##### MATERIAL #####

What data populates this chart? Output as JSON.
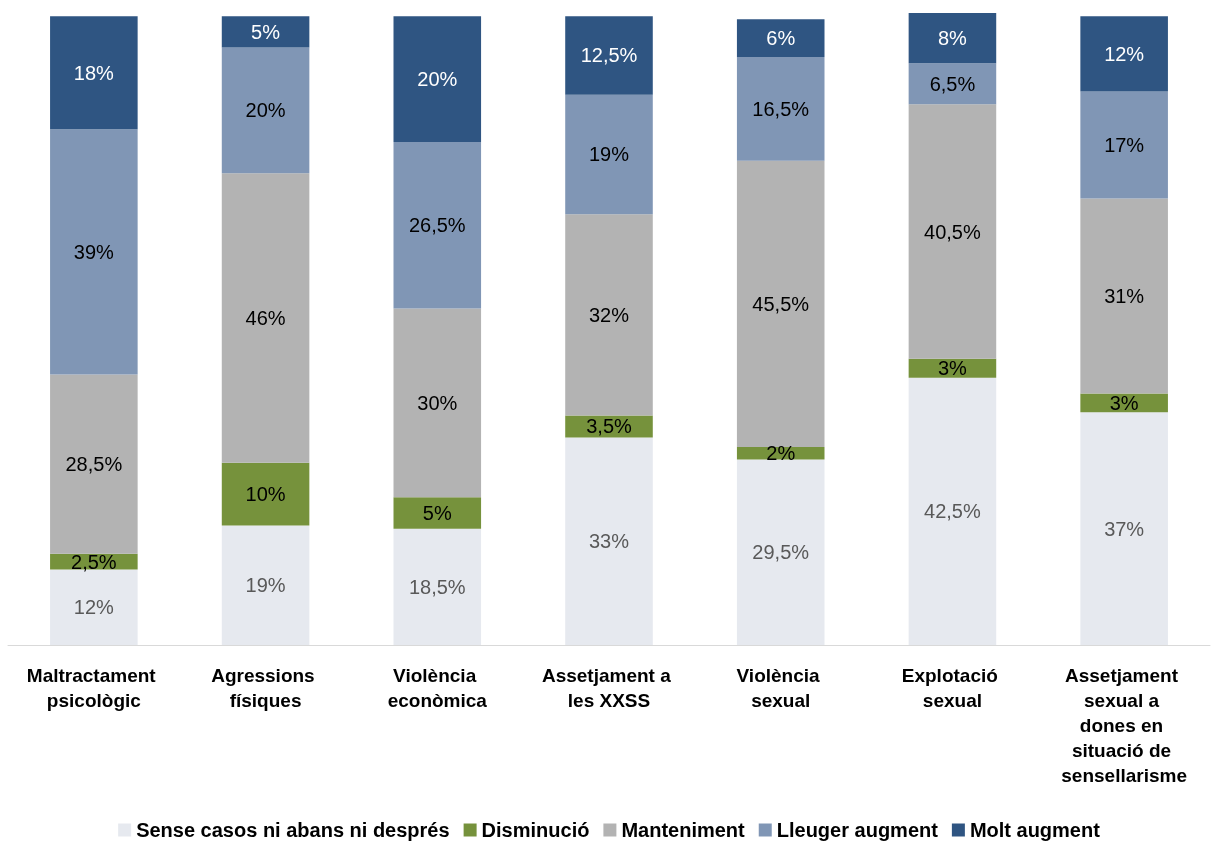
{
  "chart_data": {
    "type": "bar",
    "stacked": true,
    "categories": [
      "Maltractament psicològic",
      "Agressions físiques",
      "Violència econòmica",
      "Assetjament a les XXSS",
      "Violència sexual",
      "Explotació sexual",
      "Assetjament sexual a dones en situació de sensellarisme"
    ],
    "ylim": [
      0,
      100.5
    ],
    "tick_labels": "x",
    "legend": "bottom",
    "series": [
      {
        "name": "Sense casos ni abans ni després",
        "color": "#e6e9ef",
        "values": [
          12,
          19,
          18.5,
          33,
          29.5,
          42.5,
          37
        ],
        "value_labels": [
          "12%",
          "19%",
          "18,5%",
          "33%",
          "29,5%",
          "42,5%",
          "37%"
        ]
      },
      {
        "name": "Disminució",
        "color": "#76923c",
        "values": [
          2.5,
          10,
          5,
          3.5,
          2,
          3,
          3
        ],
        "value_labels": [
          "2,5%",
          "10%",
          "5%",
          "3,5%",
          "2%",
          "3%",
          "3%"
        ]
      },
      {
        "name": "Manteniment",
        "color": "#b3b3b3",
        "values": [
          28.5,
          46,
          30,
          32,
          45.5,
          40.5,
          31
        ],
        "value_labels": [
          "28,5%",
          "46%",
          "30%",
          "32%",
          "45,5%",
          "40,5%",
          "31%"
        ]
      },
      {
        "name": "Lleuger augment",
        "color": "#8096b5",
        "values": [
          39,
          20,
          26.5,
          19,
          16.5,
          6.5,
          17
        ],
        "value_labels": [
          "39%",
          "20%",
          "26,5%",
          "19%",
          "16,5%",
          "6,5%",
          "17%"
        ]
      },
      {
        "name": "Molt augment",
        "color": "#2f5582",
        "values": [
          18,
          5,
          20,
          12.5,
          6,
          8,
          12
        ],
        "value_labels": [
          "18%",
          "5%",
          "20%",
          "12,5%",
          "6%",
          "8%",
          "12%"
        ]
      }
    ]
  }
}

#####

Leave the pictures out and write out every entry exactly as given.

What data populates this chart? Output as JSON.
{
  "chart_data": {
    "type": "bar",
    "stacked": true,
    "categories": [
      "Maltractament psicològic",
      "Agressions físiques",
      "Violència econòmica",
      "Assetjament a les XXSS",
      "Violència sexual",
      "Explotació sexual",
      "Assetjament sexual a dones en situació de sensellarisme"
    ],
    "ylim": [
      0,
      100.5
    ],
    "tick_labels": "x",
    "legend": "bottom",
    "series": [
      {
        "name": "Sense casos ni abans ni després",
        "color": "#e6e9ef",
        "values": [
          12,
          19,
          18.5,
          33,
          29.5,
          42.5,
          37
        ],
        "value_labels": [
          "12%",
          "19%",
          "18,5%",
          "33%",
          "29,5%",
          "42,5%",
          "37%"
        ]
      },
      {
        "name": "Disminució",
        "color": "#76923c",
        "values": [
          2.5,
          10,
          5,
          3.5,
          2,
          3,
          3
        ],
        "value_labels": [
          "2,5%",
          "10%",
          "5%",
          "3,5%",
          "2%",
          "3%",
          "3%"
        ]
      },
      {
        "name": "Manteniment",
        "color": "#b3b3b3",
        "values": [
          28.5,
          46,
          30,
          32,
          45.5,
          40.5,
          31
        ],
        "value_labels": [
          "28,5%",
          "46%",
          "30%",
          "32%",
          "45,5%",
          "40,5%",
          "31%"
        ]
      },
      {
        "name": "Lleuger augment",
        "color": "#8096b5",
        "values": [
          39,
          20,
          26.5,
          19,
          16.5,
          6.5,
          17
        ],
        "value_labels": [
          "39%",
          "20%",
          "26,5%",
          "19%",
          "16,5%",
          "6,5%",
          "17%"
        ]
      },
      {
        "name": "Molt augment",
        "color": "#2f5582",
        "values": [
          18,
          5,
          20,
          12.5,
          6,
          8,
          12
        ],
        "value_labels": [
          "18%",
          "5%",
          "20%",
          "12,5%",
          "6%",
          "8%",
          "12%"
        ]
      }
    ]
  }
}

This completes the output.